• [Task objective]
Transcribe the entries that follow exactly as they appear, minus pictures.

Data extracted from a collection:

>> START

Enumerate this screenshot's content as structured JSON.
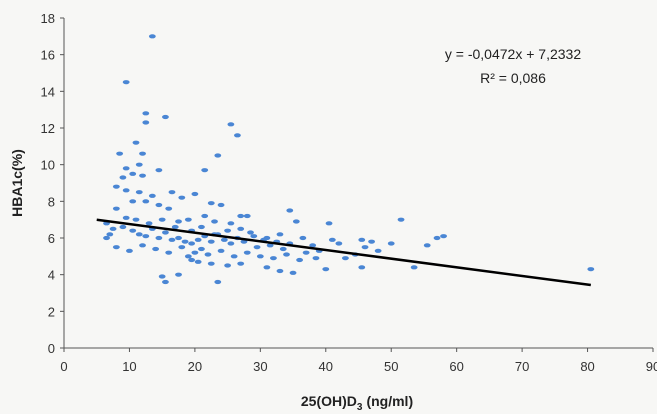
{
  "chart_data": {
    "type": "scatter",
    "title": "",
    "xlabel": "25(OH)D",
    "xlabel_subscript": "3",
    "xlabel_unit": "(ng/ml)",
    "ylabel": "HBA1c(%)",
    "xlim": [
      0,
      90
    ],
    "ylim": [
      0,
      18
    ],
    "x_ticks": [
      0,
      10,
      20,
      30,
      40,
      50,
      60,
      70,
      80,
      90
    ],
    "y_ticks": [
      0,
      2,
      4,
      6,
      8,
      10,
      12,
      14,
      16,
      18
    ],
    "grid": false,
    "legend": "none",
    "colors": {
      "points": "#4a86d4",
      "trendline": "#000000"
    },
    "annotations": {
      "equation": "y = -0,0472x + 7,2332",
      "r2": "R² = 0,086"
    },
    "trendline": {
      "slope": -0.0472,
      "intercept": 7.2332,
      "x_range": [
        5,
        80.5
      ]
    },
    "points": [
      [
        13.5,
        17.0
      ],
      [
        9.5,
        14.5
      ],
      [
        12.5,
        12.8
      ],
      [
        15.5,
        12.6
      ],
      [
        12.5,
        12.3
      ],
      [
        25.5,
        12.2
      ],
      [
        26.5,
        11.6
      ],
      [
        11.0,
        11.2
      ],
      [
        12.0,
        10.6
      ],
      [
        8.5,
        10.6
      ],
      [
        23.5,
        10.5
      ],
      [
        11.5,
        10.0
      ],
      [
        9.5,
        9.8
      ],
      [
        14.5,
        9.7
      ],
      [
        21.5,
        9.7
      ],
      [
        10.5,
        9.5
      ],
      [
        9.0,
        9.3
      ],
      [
        12.0,
        9.4
      ],
      [
        8.0,
        8.8
      ],
      [
        9.5,
        8.6
      ],
      [
        11.5,
        8.5
      ],
      [
        13.5,
        8.3
      ],
      [
        16.5,
        8.5
      ],
      [
        20.0,
        8.4
      ],
      [
        18.0,
        8.2
      ],
      [
        10.5,
        8.0
      ],
      [
        12.5,
        8.0
      ],
      [
        14.5,
        7.8
      ],
      [
        22.5,
        7.9
      ],
      [
        24.0,
        7.8
      ],
      [
        16.0,
        7.6
      ],
      [
        8.0,
        7.6
      ],
      [
        34.5,
        7.5
      ],
      [
        27.0,
        7.2
      ],
      [
        28.0,
        7.2
      ],
      [
        21.5,
        7.2
      ],
      [
        19.0,
        7.0
      ],
      [
        17.5,
        6.9
      ],
      [
        23.0,
        6.9
      ],
      [
        25.5,
        6.8
      ],
      [
        40.5,
        6.8
      ],
      [
        45.5,
        5.9
      ],
      [
        35.5,
        6.9
      ],
      [
        51.5,
        7.0
      ],
      [
        57.0,
        6.0
      ],
      [
        58.0,
        6.1
      ],
      [
        6.5,
        6.8
      ],
      [
        7.5,
        6.5
      ],
      [
        9.0,
        6.6
      ],
      [
        10.5,
        6.4
      ],
      [
        11.5,
        6.2
      ],
      [
        12.5,
        6.1
      ],
      [
        13.5,
        6.5
      ],
      [
        14.5,
        6.0
      ],
      [
        15.5,
        6.3
      ],
      [
        16.5,
        5.9
      ],
      [
        17.5,
        6.0
      ],
      [
        18.5,
        5.8
      ],
      [
        19.5,
        5.7
      ],
      [
        20.5,
        5.9
      ],
      [
        21.5,
        6.1
      ],
      [
        22.5,
        5.8
      ],
      [
        23.5,
        6.2
      ],
      [
        24.5,
        5.9
      ],
      [
        25.5,
        5.7
      ],
      [
        26.5,
        6.0
      ],
      [
        27.5,
        5.8
      ],
      [
        28.5,
        6.3
      ],
      [
        29.5,
        5.5
      ],
      [
        30.5,
        5.9
      ],
      [
        31.5,
        5.6
      ],
      [
        32.5,
        5.8
      ],
      [
        33.5,
        5.4
      ],
      [
        34.5,
        5.7
      ],
      [
        36.5,
        6.0
      ],
      [
        38.0,
        5.6
      ],
      [
        39.0,
        5.3
      ],
      [
        41.0,
        5.9
      ],
      [
        42.0,
        5.7
      ],
      [
        46.0,
        5.5
      ],
      [
        48.0,
        5.3
      ],
      [
        50.0,
        5.7
      ],
      [
        8.0,
        5.5
      ],
      [
        10.0,
        5.3
      ],
      [
        12.0,
        5.6
      ],
      [
        14.0,
        5.4
      ],
      [
        16.0,
        5.2
      ],
      [
        18.0,
        5.5
      ],
      [
        19.0,
        5.0
      ],
      [
        20.0,
        5.2
      ],
      [
        21.0,
        5.4
      ],
      [
        22.0,
        5.1
      ],
      [
        24.0,
        5.3
      ],
      [
        26.0,
        5.0
      ],
      [
        28.0,
        5.2
      ],
      [
        30.0,
        5.0
      ],
      [
        32.0,
        4.9
      ],
      [
        34.0,
        5.1
      ],
      [
        36.0,
        4.8
      ],
      [
        38.5,
        4.9
      ],
      [
        43.0,
        4.9
      ],
      [
        19.5,
        4.8
      ],
      [
        20.5,
        4.7
      ],
      [
        22.5,
        4.6
      ],
      [
        25.0,
        4.5
      ],
      [
        27.0,
        4.6
      ],
      [
        31.0,
        4.4
      ],
      [
        33.0,
        4.2
      ],
      [
        35.0,
        4.1
      ],
      [
        40.0,
        4.3
      ],
      [
        45.5,
        4.4
      ],
      [
        53.5,
        4.4
      ],
      [
        80.5,
        4.3
      ],
      [
        15.0,
        3.9
      ],
      [
        15.5,
        3.6
      ],
      [
        17.5,
        4.0
      ],
      [
        23.5,
        3.6
      ],
      [
        13.0,
        6.8
      ],
      [
        11.0,
        7.0
      ],
      [
        9.5,
        7.1
      ],
      [
        7.0,
        6.2
      ],
      [
        6.5,
        6.0
      ],
      [
        15.0,
        7.0
      ],
      [
        17.0,
        6.6
      ],
      [
        19.5,
        6.4
      ],
      [
        21.0,
        6.6
      ],
      [
        23.0,
        6.2
      ],
      [
        25.0,
        6.4
      ],
      [
        27.0,
        6.5
      ],
      [
        29.0,
        6.1
      ],
      [
        31.0,
        6.0
      ],
      [
        33.0,
        6.2
      ],
      [
        37.0,
        5.2
      ],
      [
        44.5,
        5.1
      ],
      [
        47.0,
        5.8
      ],
      [
        55.5,
        5.6
      ]
    ]
  }
}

>> END

• [Correct response]
Enumerate this screenshot's content as structured JSON.
{
  "chart_data": {
    "type": "scatter",
    "title": "",
    "xlabel": "25(OH)D",
    "xlabel_subscript": "3",
    "xlabel_unit": "(ng/ml)",
    "ylabel": "HBA1c(%)",
    "xlim": [
      0,
      90
    ],
    "ylim": [
      0,
      18
    ],
    "x_ticks": [
      0,
      10,
      20,
      30,
      40,
      50,
      60,
      70,
      80,
      90
    ],
    "y_ticks": [
      0,
      2,
      4,
      6,
      8,
      10,
      12,
      14,
      16,
      18
    ],
    "grid": false,
    "legend": "none",
    "colors": {
      "points": "#4a86d4",
      "trendline": "#000000"
    },
    "annotations": {
      "equation": "y = -0,0472x + 7,2332",
      "r2": "R² = 0,086"
    },
    "trendline": {
      "slope": -0.0472,
      "intercept": 7.2332,
      "x_range": [
        5,
        80.5
      ]
    },
    "points": [
      [
        13.5,
        17.0
      ],
      [
        9.5,
        14.5
      ],
      [
        12.5,
        12.8
      ],
      [
        15.5,
        12.6
      ],
      [
        12.5,
        12.3
      ],
      [
        25.5,
        12.2
      ],
      [
        26.5,
        11.6
      ],
      [
        11.0,
        11.2
      ],
      [
        12.0,
        10.6
      ],
      [
        8.5,
        10.6
      ],
      [
        23.5,
        10.5
      ],
      [
        11.5,
        10.0
      ],
      [
        9.5,
        9.8
      ],
      [
        14.5,
        9.7
      ],
      [
        21.5,
        9.7
      ],
      [
        10.5,
        9.5
      ],
      [
        9.0,
        9.3
      ],
      [
        12.0,
        9.4
      ],
      [
        8.0,
        8.8
      ],
      [
        9.5,
        8.6
      ],
      [
        11.5,
        8.5
      ],
      [
        13.5,
        8.3
      ],
      [
        16.5,
        8.5
      ],
      [
        20.0,
        8.4
      ],
      [
        18.0,
        8.2
      ],
      [
        10.5,
        8.0
      ],
      [
        12.5,
        8.0
      ],
      [
        14.5,
        7.8
      ],
      [
        22.5,
        7.9
      ],
      [
        24.0,
        7.8
      ],
      [
        16.0,
        7.6
      ],
      [
        8.0,
        7.6
      ],
      [
        34.5,
        7.5
      ],
      [
        27.0,
        7.2
      ],
      [
        28.0,
        7.2
      ],
      [
        21.5,
        7.2
      ],
      [
        19.0,
        7.0
      ],
      [
        17.5,
        6.9
      ],
      [
        23.0,
        6.9
      ],
      [
        25.5,
        6.8
      ],
      [
        40.5,
        6.8
      ],
      [
        45.5,
        5.9
      ],
      [
        35.5,
        6.9
      ],
      [
        51.5,
        7.0
      ],
      [
        57.0,
        6.0
      ],
      [
        58.0,
        6.1
      ],
      [
        6.5,
        6.8
      ],
      [
        7.5,
        6.5
      ],
      [
        9.0,
        6.6
      ],
      [
        10.5,
        6.4
      ],
      [
        11.5,
        6.2
      ],
      [
        12.5,
        6.1
      ],
      [
        13.5,
        6.5
      ],
      [
        14.5,
        6.0
      ],
      [
        15.5,
        6.3
      ],
      [
        16.5,
        5.9
      ],
      [
        17.5,
        6.0
      ],
      [
        18.5,
        5.8
      ],
      [
        19.5,
        5.7
      ],
      [
        20.5,
        5.9
      ],
      [
        21.5,
        6.1
      ],
      [
        22.5,
        5.8
      ],
      [
        23.5,
        6.2
      ],
      [
        24.5,
        5.9
      ],
      [
        25.5,
        5.7
      ],
      [
        26.5,
        6.0
      ],
      [
        27.5,
        5.8
      ],
      [
        28.5,
        6.3
      ],
      [
        29.5,
        5.5
      ],
      [
        30.5,
        5.9
      ],
      [
        31.5,
        5.6
      ],
      [
        32.5,
        5.8
      ],
      [
        33.5,
        5.4
      ],
      [
        34.5,
        5.7
      ],
      [
        36.5,
        6.0
      ],
      [
        38.0,
        5.6
      ],
      [
        39.0,
        5.3
      ],
      [
        41.0,
        5.9
      ],
      [
        42.0,
        5.7
      ],
      [
        46.0,
        5.5
      ],
      [
        48.0,
        5.3
      ],
      [
        50.0,
        5.7
      ],
      [
        8.0,
        5.5
      ],
      [
        10.0,
        5.3
      ],
      [
        12.0,
        5.6
      ],
      [
        14.0,
        5.4
      ],
      [
        16.0,
        5.2
      ],
      [
        18.0,
        5.5
      ],
      [
        19.0,
        5.0
      ],
      [
        20.0,
        5.2
      ],
      [
        21.0,
        5.4
      ],
      [
        22.0,
        5.1
      ],
      [
        24.0,
        5.3
      ],
      [
        26.0,
        5.0
      ],
      [
        28.0,
        5.2
      ],
      [
        30.0,
        5.0
      ],
      [
        32.0,
        4.9
      ],
      [
        34.0,
        5.1
      ],
      [
        36.0,
        4.8
      ],
      [
        38.5,
        4.9
      ],
      [
        43.0,
        4.9
      ],
      [
        19.5,
        4.8
      ],
      [
        20.5,
        4.7
      ],
      [
        22.5,
        4.6
      ],
      [
        25.0,
        4.5
      ],
      [
        27.0,
        4.6
      ],
      [
        31.0,
        4.4
      ],
      [
        33.0,
        4.2
      ],
      [
        35.0,
        4.1
      ],
      [
        40.0,
        4.3
      ],
      [
        45.5,
        4.4
      ],
      [
        53.5,
        4.4
      ],
      [
        80.5,
        4.3
      ],
      [
        15.0,
        3.9
      ],
      [
        15.5,
        3.6
      ],
      [
        17.5,
        4.0
      ],
      [
        23.5,
        3.6
      ],
      [
        13.0,
        6.8
      ],
      [
        11.0,
        7.0
      ],
      [
        9.5,
        7.1
      ],
      [
        7.0,
        6.2
      ],
      [
        6.5,
        6.0
      ],
      [
        15.0,
        7.0
      ],
      [
        17.0,
        6.6
      ],
      [
        19.5,
        6.4
      ],
      [
        21.0,
        6.6
      ],
      [
        23.0,
        6.2
      ],
      [
        25.0,
        6.4
      ],
      [
        27.0,
        6.5
      ],
      [
        29.0,
        6.1
      ],
      [
        31.0,
        6.0
      ],
      [
        33.0,
        6.2
      ],
      [
        37.0,
        5.2
      ],
      [
        44.5,
        5.1
      ],
      [
        47.0,
        5.8
      ],
      [
        55.5,
        5.6
      ]
    ]
  }
}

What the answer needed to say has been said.